WHAT YOU WILL DO: Each line containing the word "rock" needs to be copied.

┄┄┄┄┄┄┄┄┄┄┄┄┄┄┄┄┄┄┄┄

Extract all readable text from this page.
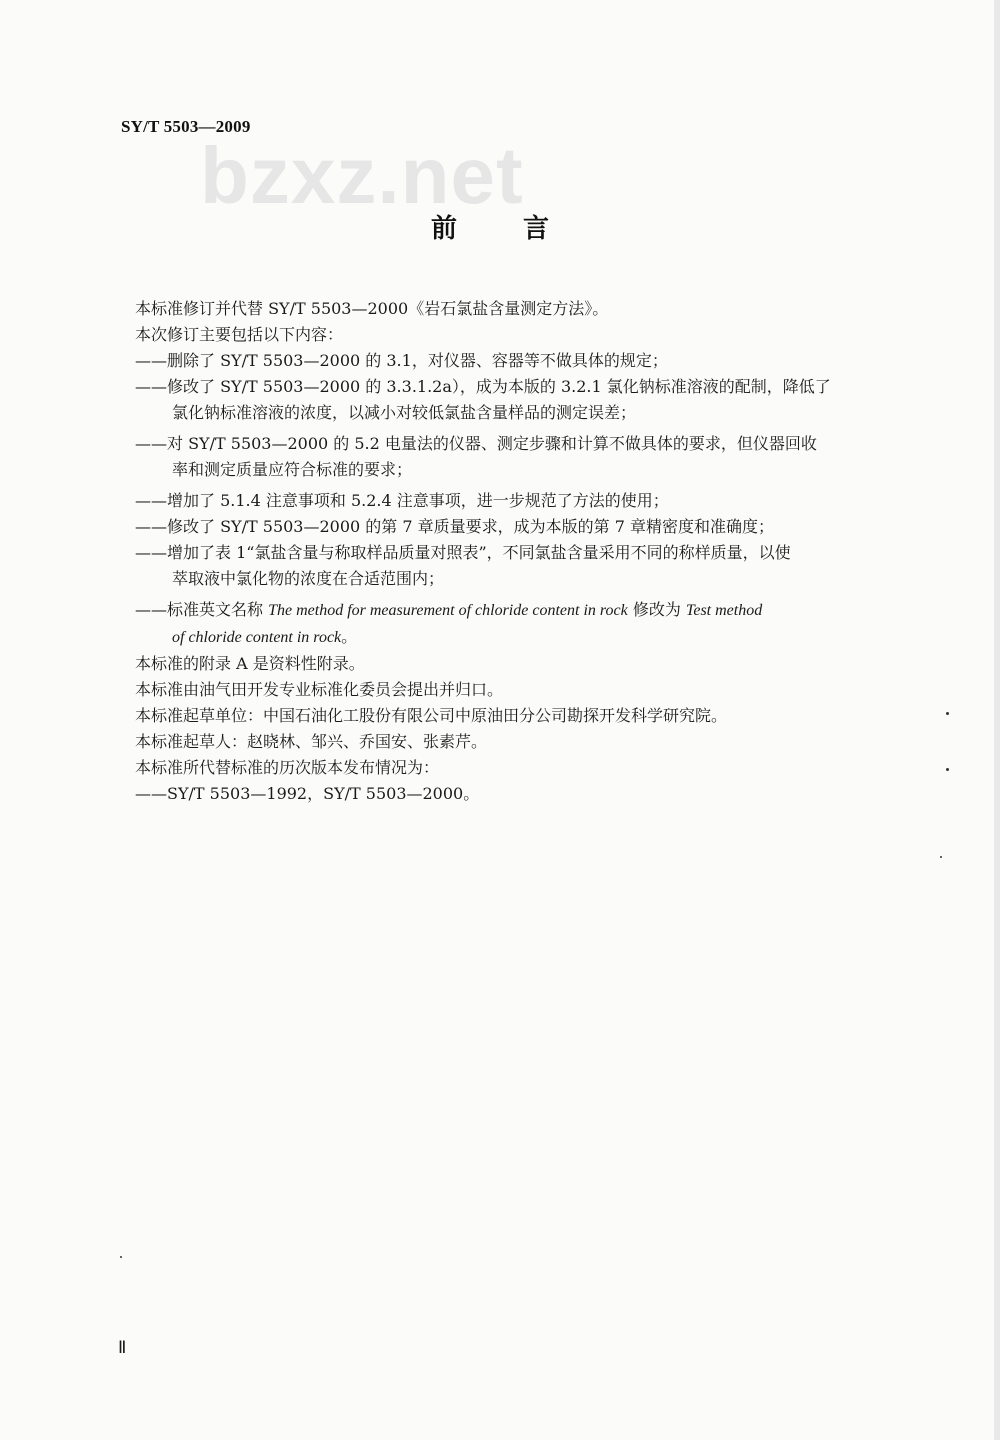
SY/T 5503—2009
bzxz.net
前　言

本标准修订并代替 SY/T 5503—2000《岩石氯盐含量测定方法》。

本次修订主要包括以下内容：

——删除了 SY/T 5503—2000 的 3.1，对仪器、容器等不做具体的规定；

——修改了 SY/T 5503—2000 的 3.3.1.2a），成为本版的 3.2.1 氯化钠标准溶液的配制，降低了
氯化钠标准溶液的浓度，以减小对较低氯盐含量样品的测定误差；
——对 SY/T 5503—2000 的 5.2 电量法的仪器、测定步骤和计算不做具体的要求，但仪器回收
率和测定质量应符合标准的要求；
——增加了 5.1.4 注意事项和 5.2.4 注意事项，进一步规范了方法的使用；
——修改了 SY/T 5503—2000 的第 7 章质量要求，成为本版的第 7 章精密度和准确度；
——增加了表 1“氯盐含量与称取样品质量对照表”，不同氯盐含量采用不同的称样质量，以使
萃取液中氯化物的浓度在合适范围内；
——标准英文名称 The method for measurement of chloride content in rock 修改为 Test method
of chloride content in rock。

本标准的附录 A 是资料性附录。

本标准由油气田开发专业标准化委员会提出并归口。

本标准起草单位：中国石油化工股份有限公司中原油田分公司勘探开发科学研究院。

本标准起草人：赵晓林、邹兴、乔国安、张素芹。

本标准所代替标准的历次版本发布情况为：

——SY/T 5503—1992，SY/T 5503—2000。

Ⅱ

┄┄┄┄┄┄┄┄┄┄┄┄┄┄┄┄┄┄┄┄

SOLUTION TO THIS PROBLEM:
——标准英文名称 The method for measurement of chloride content in rock 修改为 Test method
of chloride content in rock。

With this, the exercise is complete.